Can you reproduce the listing below from the line with "- forecast-temps: 27.4°C / 14.8°C: [319, 494, 438, 510]" down through the line with "- forecast-card-sat: Sat", swapping "Patchy rain nearby" for "Light drizzle" and changing nothing else?

(Dataset entries)

--------------------------------------------------

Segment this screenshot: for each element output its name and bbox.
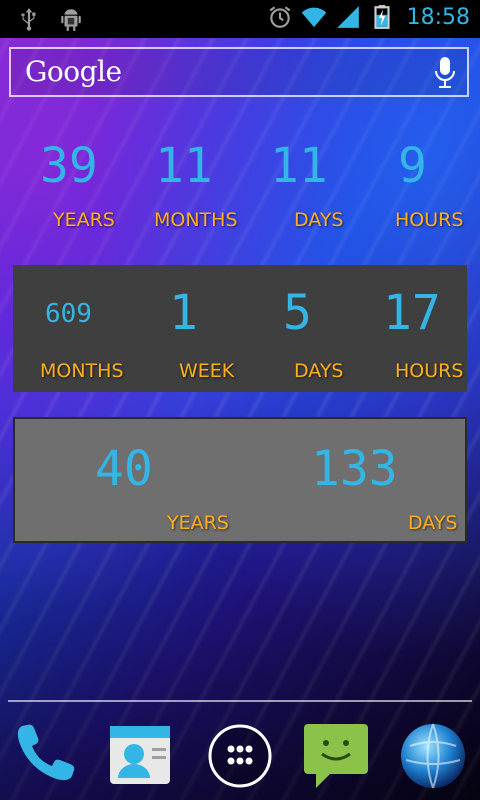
android-debug-icon [61, 9, 81, 31]
age-widget-transparent[interactable]: 39 11 11 9 YEARS MONTHS DAYS HOURS [0, 130, 480, 240]
wifi-icon [301, 7, 326, 28]
app-drawer-icon[interactable] [203, 716, 277, 790]
messaging-icon[interactable] [300, 716, 374, 790]
days-value: 133 [311, 441, 398, 497]
browser-icon[interactable] [396, 716, 470, 790]
age-widget-dark[interactable]: 609 1 5 17 MONTHS WEEK DAYS HOURS [13, 265, 467, 392]
status-bar: 18:58 [0, 0, 480, 38]
months-label: MONTHS [154, 209, 238, 231]
years-label: YEARS [53, 209, 115, 231]
months-total-value: 609 [45, 299, 92, 329]
days-value: 5 [283, 285, 312, 341]
hours-value: 17 [383, 285, 441, 341]
days-value: 11 [270, 138, 328, 194]
google-search-bar[interactable]: Google [9, 47, 469, 97]
hours-label: HOURS [395, 209, 464, 231]
years-value: 39 [40, 138, 98, 194]
years-label: YEARS [167, 512, 229, 534]
hours-value: 9 [398, 138, 427, 194]
phone-icon[interactable] [8, 716, 82, 790]
signal-icon [336, 6, 359, 28]
week-label: WEEK [179, 360, 235, 382]
days-label: DAYS [408, 512, 458, 534]
dock-divider [8, 700, 472, 702]
wallpaper [0, 0, 480, 800]
years-value: 40 [95, 441, 153, 497]
days-label: DAYS [294, 209, 344, 231]
status-clock: 18:58 [406, 4, 470, 30]
week-value: 1 [169, 285, 198, 341]
alarm-icon [269, 6, 290, 28]
days-label: DAYS [294, 360, 344, 382]
age-widget-grey[interactable]: 40 133 YEARS DAYS [13, 417, 467, 543]
hours-label: HOURS [395, 360, 464, 382]
months-value: 11 [155, 138, 213, 194]
months-label: MONTHS [40, 360, 124, 382]
usb-icon [21, 8, 36, 31]
contacts-icon[interactable] [104, 716, 178, 790]
battery-charging-icon [374, 5, 390, 29]
mic-icon[interactable] [433, 55, 457, 91]
google-logo-text: Google [25, 55, 122, 88]
dock [0, 712, 480, 800]
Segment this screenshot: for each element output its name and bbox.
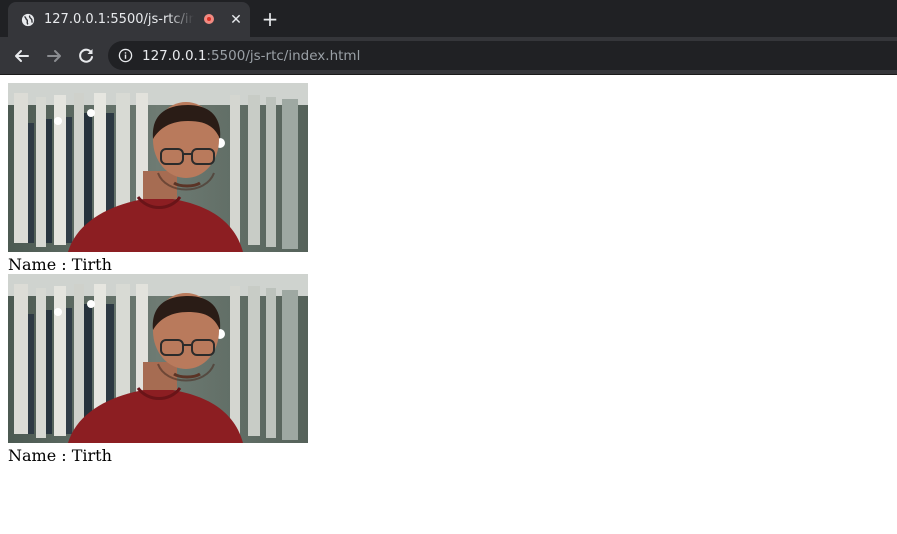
address-bar[interactable]: 127.0.0.1:5500/js-rtc/index.html <box>108 41 897 70</box>
video-caption: Name : Tirth <box>8 446 112 465</box>
arrow-left-icon[interactable] <box>11 45 33 67</box>
info-icon[interactable] <box>118 48 133 63</box>
browser-tab[interactable]: 127.0.0.1:5500/js-rtc/index.html ✕ <box>8 2 250 37</box>
tab-title: 127.0.0.1:5500/js-rtc/index.html <box>44 11 194 29</box>
close-icon[interactable]: ✕ <box>228 12 244 28</box>
webcam-video-frame <box>8 83 308 252</box>
url-path: :5500/js-rtc/index.html <box>206 48 361 64</box>
plus-icon[interactable]: + <box>260 9 280 29</box>
reload-icon[interactable] <box>75 45 97 67</box>
video-caption: Name : Tirth <box>8 255 112 274</box>
page-content: Name : Tirth Name: Tirth <box>0 75 897 534</box>
url-text[interactable]: 127.0.0.1:5500/js-rtc/index.html <box>142 47 360 65</box>
recording-dot-icon <box>204 14 214 24</box>
globe-icon <box>21 13 35 27</box>
webcam-video-frame <box>8 274 308 443</box>
video-feed <box>8 274 308 443</box>
browser-chrome: 127.0.0.1:5500/js-rtc/index.html ✕ + 127… <box>0 0 897 75</box>
arrow-right-icon[interactable] <box>43 45 65 67</box>
video-feed <box>8 83 308 252</box>
browser-toolbar: 127.0.0.1:5500/js-rtc/index.html <box>0 37 897 75</box>
url-host: 127.0.0.1 <box>142 48 207 64</box>
tab-strip: 127.0.0.1:5500/js-rtc/index.html ✕ + <box>0 0 897 37</box>
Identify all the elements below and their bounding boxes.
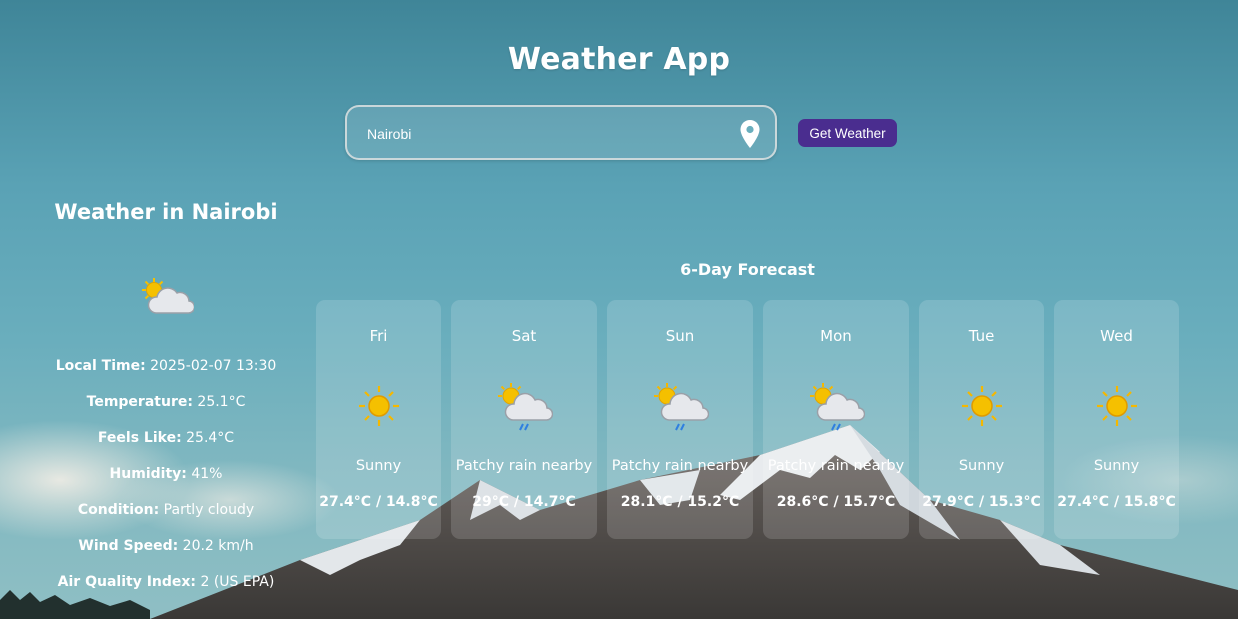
- forecast-temps: 27.4°C / 14.8°C: [319, 494, 438, 510]
- forecast-temps: 28.6°C / 15.7°C: [776, 494, 896, 510]
- map-pin-icon[interactable]: [739, 119, 761, 149]
- city-input[interactable]: [365, 107, 729, 160]
- forecast-day: Mon: [820, 327, 852, 345]
- page-title: Weather App: [507, 42, 731, 77]
- forecast-card-tue: Tue Sunny 27.9°C / 15.3°C: [919, 300, 1044, 539]
- forecast-card-sun: Sun Patchy rain nearby 28.1°C / 15.2°C: [607, 300, 753, 539]
- forecast-day: Sat: [511, 327, 537, 345]
- forecast-card-sat: Sat Patchy rain nearby 29°C / 14.7°C: [451, 300, 597, 539]
- forecast-temps: 27.4°C / 15.8°C: [1057, 494, 1176, 510]
- forecast-card-wed: Wed Sunny 27.4°C / 15.8°C: [1054, 300, 1179, 539]
- forecast-temps: 27.9°C / 15.3°C: [922, 494, 1041, 510]
- get-weather-button[interactable]: Get Weather: [798, 119, 897, 147]
- stat-humidity: Humidity: 41%: [109, 466, 223, 482]
- forecast-day: Tue: [968, 327, 995, 345]
- forecast-card-fri: Fri Sunny 27.4°C / 14.8°C: [316, 300, 441, 539]
- stat-air-quality: Air Quality Index: 2 (US EPA): [57, 574, 275, 590]
- forecast-title: 6-Day Forecast: [680, 260, 815, 279]
- stat-wind-speed: Wind Speed: 20.2 km/h: [78, 538, 254, 554]
- forecast-day: Fri: [369, 327, 388, 345]
- search-box[interactable]: [345, 105, 777, 160]
- sunny-icon: [1096, 386, 1137, 426]
- forecast-temps: 28.1°C / 15.2°C: [620, 494, 740, 510]
- stat-local-time: Local Time: 2025-02-07 13:30: [55, 358, 277, 374]
- rain-icon: [654, 383, 709, 431]
- forecast-condition: Patchy rain nearby: [611, 458, 749, 474]
- forecast-condition: Sunny: [355, 458, 402, 474]
- rain-icon: [810, 383, 865, 431]
- forecast-card-mon: Mon Patchy rain nearby 28.6°C / 15.7°C: [763, 300, 909, 539]
- current-weather-panel: Weather in Nairobi Local Time: 2025-02-0…: [0, 200, 332, 608]
- forecast-condition: Sunny: [1093, 458, 1140, 474]
- current-weather-stats: Local Time: 2025-02-07 13:30 Temperature…: [0, 356, 332, 608]
- partly-cloudy-icon: [142, 278, 196, 314]
- sunny-icon: [961, 386, 1002, 426]
- weather-app: Weather App Get Weather Weather in Nairo…: [0, 0, 1238, 619]
- forecast-day: Sun: [665, 327, 695, 345]
- forecast-temps: 29°C / 14.7°C: [472, 494, 576, 510]
- stat-temperature: Temperature: 25.1°C: [86, 394, 246, 410]
- stat-condition: Condition: Partly cloudy: [77, 502, 255, 518]
- sunny-icon: [358, 386, 399, 426]
- stat-feels-like: Feels Like: 25.4°C: [97, 430, 235, 446]
- forecast-day: Wed: [1100, 327, 1133, 345]
- current-weather-heading: Weather in Nairobi: [54, 200, 278, 224]
- forecast-condition: Sunny: [958, 458, 1005, 474]
- rain-icon: [498, 383, 553, 431]
- forecast-condition: Patchy rain nearby: [767, 458, 905, 474]
- forecast-condition: Patchy rain nearby: [455, 458, 593, 474]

--------------------------------------------------

__Solution for this exercise__.
- forecast-temps: 27.4°C / 14.8°C: [319, 494, 438, 510]
- forecast-temps: 28.6°C / 15.7°C: [776, 494, 896, 510]
- map-pin-icon[interactable]: [739, 119, 761, 149]
- city-input[interactable]: [365, 107, 729, 160]
- forecast-day: Mon: [820, 327, 852, 345]
- page-title: Weather App: [507, 42, 731, 77]
- forecast-card-tue: Tue Sunny 27.9°C / 15.3°C: [919, 300, 1044, 539]
- forecast-card-sun: Sun Light drizzle 28.1°C / 15.2°C: [607, 300, 753, 539]
- forecast-day: Sat: [511, 327, 537, 345]
- forecast-card-sat: Sat Light drizzle 29°C / 14.7°C: [451, 300, 597, 539]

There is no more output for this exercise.